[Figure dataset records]

# # # # #

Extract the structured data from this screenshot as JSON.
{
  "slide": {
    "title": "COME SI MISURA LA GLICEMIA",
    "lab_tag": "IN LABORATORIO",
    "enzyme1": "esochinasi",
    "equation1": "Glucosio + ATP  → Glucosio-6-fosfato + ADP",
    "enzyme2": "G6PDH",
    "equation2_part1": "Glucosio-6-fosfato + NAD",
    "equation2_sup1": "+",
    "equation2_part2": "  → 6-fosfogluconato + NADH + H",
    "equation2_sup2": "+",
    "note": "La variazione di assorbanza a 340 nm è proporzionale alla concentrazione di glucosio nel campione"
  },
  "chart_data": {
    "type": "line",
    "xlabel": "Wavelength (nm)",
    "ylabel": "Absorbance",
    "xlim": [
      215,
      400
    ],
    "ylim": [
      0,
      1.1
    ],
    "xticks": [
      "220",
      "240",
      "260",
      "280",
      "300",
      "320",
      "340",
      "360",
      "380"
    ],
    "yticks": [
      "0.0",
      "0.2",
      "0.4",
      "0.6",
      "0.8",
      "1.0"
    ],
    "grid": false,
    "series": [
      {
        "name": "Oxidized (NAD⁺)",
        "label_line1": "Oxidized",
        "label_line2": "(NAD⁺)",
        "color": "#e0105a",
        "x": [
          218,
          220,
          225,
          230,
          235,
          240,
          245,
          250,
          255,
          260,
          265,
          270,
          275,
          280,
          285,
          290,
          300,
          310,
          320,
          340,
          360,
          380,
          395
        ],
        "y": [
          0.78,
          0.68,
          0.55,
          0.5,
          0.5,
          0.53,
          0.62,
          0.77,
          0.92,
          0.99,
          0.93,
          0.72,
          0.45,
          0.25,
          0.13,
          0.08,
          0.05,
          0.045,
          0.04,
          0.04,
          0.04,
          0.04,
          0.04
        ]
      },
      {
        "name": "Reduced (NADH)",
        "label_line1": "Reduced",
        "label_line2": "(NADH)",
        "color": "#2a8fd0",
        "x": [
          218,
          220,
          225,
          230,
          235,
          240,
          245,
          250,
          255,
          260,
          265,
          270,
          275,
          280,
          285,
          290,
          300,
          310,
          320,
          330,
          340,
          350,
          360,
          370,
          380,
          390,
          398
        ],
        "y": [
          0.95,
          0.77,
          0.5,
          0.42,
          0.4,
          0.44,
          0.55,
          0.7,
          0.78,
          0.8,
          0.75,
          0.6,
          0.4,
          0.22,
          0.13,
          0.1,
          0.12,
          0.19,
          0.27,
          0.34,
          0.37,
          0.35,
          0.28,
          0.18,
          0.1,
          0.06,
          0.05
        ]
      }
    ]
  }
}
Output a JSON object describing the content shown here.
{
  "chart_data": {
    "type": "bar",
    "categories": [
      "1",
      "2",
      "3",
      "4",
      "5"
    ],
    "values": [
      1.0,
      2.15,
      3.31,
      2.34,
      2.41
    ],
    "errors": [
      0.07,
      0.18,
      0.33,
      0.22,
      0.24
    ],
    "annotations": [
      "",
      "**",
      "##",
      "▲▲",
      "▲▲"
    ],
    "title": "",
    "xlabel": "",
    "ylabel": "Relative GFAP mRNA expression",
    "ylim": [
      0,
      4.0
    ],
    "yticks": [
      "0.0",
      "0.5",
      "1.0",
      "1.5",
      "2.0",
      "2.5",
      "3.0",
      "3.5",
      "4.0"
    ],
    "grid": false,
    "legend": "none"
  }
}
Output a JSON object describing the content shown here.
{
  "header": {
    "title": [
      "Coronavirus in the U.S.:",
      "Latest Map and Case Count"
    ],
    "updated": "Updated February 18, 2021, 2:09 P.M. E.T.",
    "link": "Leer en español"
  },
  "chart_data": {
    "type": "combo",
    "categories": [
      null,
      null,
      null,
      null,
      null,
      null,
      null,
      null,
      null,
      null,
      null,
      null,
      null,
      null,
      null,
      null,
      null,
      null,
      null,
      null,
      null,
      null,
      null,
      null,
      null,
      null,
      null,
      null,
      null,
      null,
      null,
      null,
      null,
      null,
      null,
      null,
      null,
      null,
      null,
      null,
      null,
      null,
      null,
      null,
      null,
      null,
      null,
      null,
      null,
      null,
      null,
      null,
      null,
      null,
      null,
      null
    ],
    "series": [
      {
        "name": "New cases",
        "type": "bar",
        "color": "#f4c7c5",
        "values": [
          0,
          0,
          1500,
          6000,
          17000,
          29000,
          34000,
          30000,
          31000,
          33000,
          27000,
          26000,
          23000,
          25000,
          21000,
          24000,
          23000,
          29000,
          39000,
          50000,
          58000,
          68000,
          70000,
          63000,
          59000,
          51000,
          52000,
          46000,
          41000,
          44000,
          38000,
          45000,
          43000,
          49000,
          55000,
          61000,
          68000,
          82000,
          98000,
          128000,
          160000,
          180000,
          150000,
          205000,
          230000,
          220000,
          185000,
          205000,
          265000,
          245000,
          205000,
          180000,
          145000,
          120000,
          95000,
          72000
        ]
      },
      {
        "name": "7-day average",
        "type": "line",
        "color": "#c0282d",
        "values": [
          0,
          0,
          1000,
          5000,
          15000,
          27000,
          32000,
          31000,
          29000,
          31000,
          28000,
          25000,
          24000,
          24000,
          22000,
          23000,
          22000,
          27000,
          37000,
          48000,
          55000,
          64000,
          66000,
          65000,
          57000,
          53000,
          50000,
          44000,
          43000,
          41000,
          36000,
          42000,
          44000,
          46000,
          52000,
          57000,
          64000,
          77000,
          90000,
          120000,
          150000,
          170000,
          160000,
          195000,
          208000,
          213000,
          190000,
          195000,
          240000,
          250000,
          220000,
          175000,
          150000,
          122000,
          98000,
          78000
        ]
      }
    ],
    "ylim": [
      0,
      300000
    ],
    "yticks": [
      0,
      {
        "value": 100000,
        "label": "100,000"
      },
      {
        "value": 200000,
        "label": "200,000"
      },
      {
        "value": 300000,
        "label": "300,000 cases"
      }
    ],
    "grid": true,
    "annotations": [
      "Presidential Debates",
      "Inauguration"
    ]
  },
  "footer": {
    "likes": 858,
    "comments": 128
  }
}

# # # # #

Directions: The task calls for each record to be returned verbatim.

Your solution:
Extract the structured data from this screenshot as JSON.
{
  "slide": {
    "title": "COME SI MISURA LA GLICEMIA",
    "lab_tag": "IN LABORATORIO",
    "enzyme1": "esochinasi",
    "equation1": "Glucosio + ATP  → Glucosio-6-fosfato + ADP",
    "enzyme2": "G6PDH",
    "equation2_part1": "Glucosio-6-fosfato + NAD",
    "equation2_sup1": "+",
    "equation2_part2": "  → 6-fosfogluconato + NADH + H",
    "equation2_sup2": "+",
    "note": "La variazione di assorbanza a 340 nm è proporzionale alla concentrazione di glucosio nel campione"
  },
  "chart_data": {
    "type": "line",
    "xlabel": "Wavelength (nm)",
    "ylabel": "Absorbance",
    "xlim": [
      215,
      400
    ],
    "ylim": [
      0,
      1.1
    ],
    "xticks": [
      "220",
      "240",
      "260",
      "280",
      "300",
      "320",
      "340",
      "360",
      "380"
    ],
    "yticks": [
      "0.0",
      "0.2",
      "0.4",
      "0.6",
      "0.8",
      "1.0"
    ],
    "grid": false,
    "series": [
      {
        "name": "Oxidized (NAD⁺)",
        "label_line1": "Oxidized",
        "label_line2": "(NAD⁺)",
        "color": "#e0105a",
        "x": [
          218,
          220,
          225,
          230,
          235,
          240,
          245,
          250,
          255,
          260,
          265,
          270,
          275,
          280,
          285,
          290,
          300,
          310,
          320,
          340,
          360,
          380,
          395
        ],
        "y": [
          0.78,
          0.68,
          0.55,
          0.5,
          0.5,
          0.53,
          0.62,
          0.77,
          0.92,
          0.99,
          0.93,
          0.72,
          0.45,
          0.25,
          0.13,
          0.08,
          0.05,
          0.045,
          0.04,
          0.04,
          0.04,
          0.04,
          0.04
        ]
      },
      {
        "name": "Reduced (NADH)",
        "label_line1": "Reduced",
        "label_line2": "(NADH)",
        "color": "#2a8fd0",
        "x": [
          218,
          220,
          225,
          230,
          235,
          240,
          245,
          250,
          255,
          260,
          265,
          270,
          275,
          280,
          285,
          290,
          300,
          310,
          320,
          330,
          340,
          350,
          360,
          370,
          380,
          390,
          398
        ],
        "y": [
          0.95,
          0.77,
          0.5,
          0.42,
          0.4,
          0.44,
          0.55,
          0.7,
          0.78,
          0.8,
          0.75,
          0.6,
          0.4,
          0.22,
          0.13,
          0.1,
          0.12,
          0.19,
          0.27,
          0.34,
          0.37,
          0.35,
          0.28,
          0.18,
          0.1,
          0.06,
          0.05
        ]
      }
    ]
  }
}
Output a JSON object describing the content shown here.
{
  "chart_data": {
    "type": "bar",
    "categories": [
      "1",
      "2",
      "3",
      "4",
      "5"
    ],
    "values": [
      1.0,
      2.15,
      3.31,
      2.34,
      2.41
    ],
    "errors": [
      0.07,
      0.18,
      0.33,
      0.22,
      0.24
    ],
    "annotations": [
      "",
      "**",
      "##",
      "▲▲",
      "▲▲"
    ],
    "title": "",
    "xlabel": "",
    "ylabel": "Relative GFAP mRNA expression",
    "ylim": [
      0,
      4.0
    ],
    "yticks": [
      "0.0",
      "0.5",
      "1.0",
      "1.5",
      "2.0",
      "2.5",
      "3.0",
      "3.5",
      "4.0"
    ],
    "grid": false,
    "legend": "none"
  }
}
Output a JSON object describing the content shown here.
{
  "header": {
    "title": [
      "Coronavirus in the U.S.:",
      "Latest Map and Case Count"
    ],
    "updated": "Updated February 18, 2021, 2:09 P.M. E.T.",
    "link": "Leer en español"
  },
  "chart_data": {
    "type": "combo",
    "categories": [
      null,
      null,
      null,
      null,
      null,
      null,
      null,
      null,
      null,
      null,
      null,
      null,
      null,
      null,
      null,
      null,
      null,
      null,
      null,
      null,
      null,
      null,
      null,
      null,
      null,
      null,
      null,
      null,
      null,
      null,
      null,
      null,
      null,
      null,
      null,
      null,
      null,
      null,
      null,
      null,
      null,
      null,
      null,
      null,
      null,
      null,
      null,
      null,
      null,
      null,
      null,
      null,
      null,
      null,
      null,
      null
    ],
    "series": [
      {
        "name": "New cases",
        "type": "bar",
        "color": "#f4c7c5",
        "values": [
          0,
          0,
          1500,
          6000,
          17000,
          29000,
          34000,
          30000,
          31000,
          33000,
          27000,
          26000,
          23000,
          25000,
          21000,
          24000,
          23000,
          29000,
          39000,
          50000,
          58000,
          68000,
          70000,
          63000,
          59000,
          51000,
          52000,
          46000,
          41000,
          44000,
          38000,
          45000,
          43000,
          49000,
          55000,
          61000,
          68000,
          82000,
          98000,
          128000,
          160000,
          180000,
          150000,
          205000,
          230000,
          220000,
          185000,
          205000,
          265000,
          245000,
          205000,
          180000,
          145000,
          120000,
          95000,
          72000
        ]
      },
      {
        "name": "7-day average",
        "type": "line",
        "color": "#c0282d",
        "values": [
          0,
          0,
          1000,
          5000,
          15000,
          27000,
          32000,
          31000,
          29000,
          31000,
          28000,
          25000,
          24000,
          24000,
          22000,
          23000,
          22000,
          27000,
          37000,
          48000,
          55000,
          64000,
          66000,
          65000,
          57000,
          53000,
          50000,
          44000,
          43000,
          41000,
          36000,
          42000,
          44000,
          46000,
          52000,
          57000,
          64000,
          77000,
          90000,
          120000,
          150000,
          170000,
          160000,
          195000,
          208000,
          213000,
          190000,
          195000,
          240000,
          250000,
          220000,
          175000,
          150000,
          122000,
          98000,
          78000
        ]
      }
    ],
    "ylim": [
      0,
      300000
    ],
    "yticks": [
      0,
      {
        "value": 100000,
        "label": "100,000"
      },
      {
        "value": 200000,
        "label": "200,000"
      },
      {
        "value": 300000,
        "label": "300,000 cases"
      }
    ],
    "grid": true,
    "annotations": [
      "Presidential Debates",
      "Inauguration"
    ]
  },
  "footer": {
    "likes": 858,
    "comments": 128
  }
}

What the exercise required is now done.